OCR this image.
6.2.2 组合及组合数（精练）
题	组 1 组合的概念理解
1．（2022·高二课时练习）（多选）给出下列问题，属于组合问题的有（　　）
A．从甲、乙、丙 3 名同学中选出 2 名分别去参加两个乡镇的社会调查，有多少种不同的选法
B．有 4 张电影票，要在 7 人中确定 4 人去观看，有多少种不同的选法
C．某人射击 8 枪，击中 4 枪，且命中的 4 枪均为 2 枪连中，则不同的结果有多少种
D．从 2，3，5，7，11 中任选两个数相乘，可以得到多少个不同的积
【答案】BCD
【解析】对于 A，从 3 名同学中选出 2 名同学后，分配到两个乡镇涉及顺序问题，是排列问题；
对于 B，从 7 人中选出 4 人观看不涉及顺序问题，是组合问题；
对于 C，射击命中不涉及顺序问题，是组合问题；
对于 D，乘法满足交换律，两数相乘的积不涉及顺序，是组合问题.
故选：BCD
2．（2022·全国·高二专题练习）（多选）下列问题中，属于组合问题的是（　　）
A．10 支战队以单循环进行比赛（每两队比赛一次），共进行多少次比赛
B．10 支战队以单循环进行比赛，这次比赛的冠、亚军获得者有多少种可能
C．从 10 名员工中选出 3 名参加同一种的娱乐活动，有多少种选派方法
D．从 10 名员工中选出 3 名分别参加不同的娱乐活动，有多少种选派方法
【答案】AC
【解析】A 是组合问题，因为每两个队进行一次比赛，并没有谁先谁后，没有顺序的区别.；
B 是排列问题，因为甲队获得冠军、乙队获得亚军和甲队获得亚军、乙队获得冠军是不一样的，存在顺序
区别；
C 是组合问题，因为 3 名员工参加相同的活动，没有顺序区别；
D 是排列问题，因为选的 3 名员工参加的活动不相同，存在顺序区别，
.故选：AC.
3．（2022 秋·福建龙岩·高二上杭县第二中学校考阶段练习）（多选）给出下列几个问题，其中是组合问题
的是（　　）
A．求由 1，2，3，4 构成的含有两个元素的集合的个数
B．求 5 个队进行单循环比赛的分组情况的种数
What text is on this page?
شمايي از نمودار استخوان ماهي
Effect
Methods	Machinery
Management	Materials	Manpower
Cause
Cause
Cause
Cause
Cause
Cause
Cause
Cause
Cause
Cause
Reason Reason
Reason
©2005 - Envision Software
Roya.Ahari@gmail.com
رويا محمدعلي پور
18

What is asked.
Find every line above that contains the word "有多少种不同的选法", and return each one.

Written answer.
A．从甲、乙、丙 3 名同学中选出 2 名分别去参加两个乡镇的社会调查，有多少种不同的选法
B．有 4 张电影票，要在 7 人中确定 4 人去观看，有多少种不同的选法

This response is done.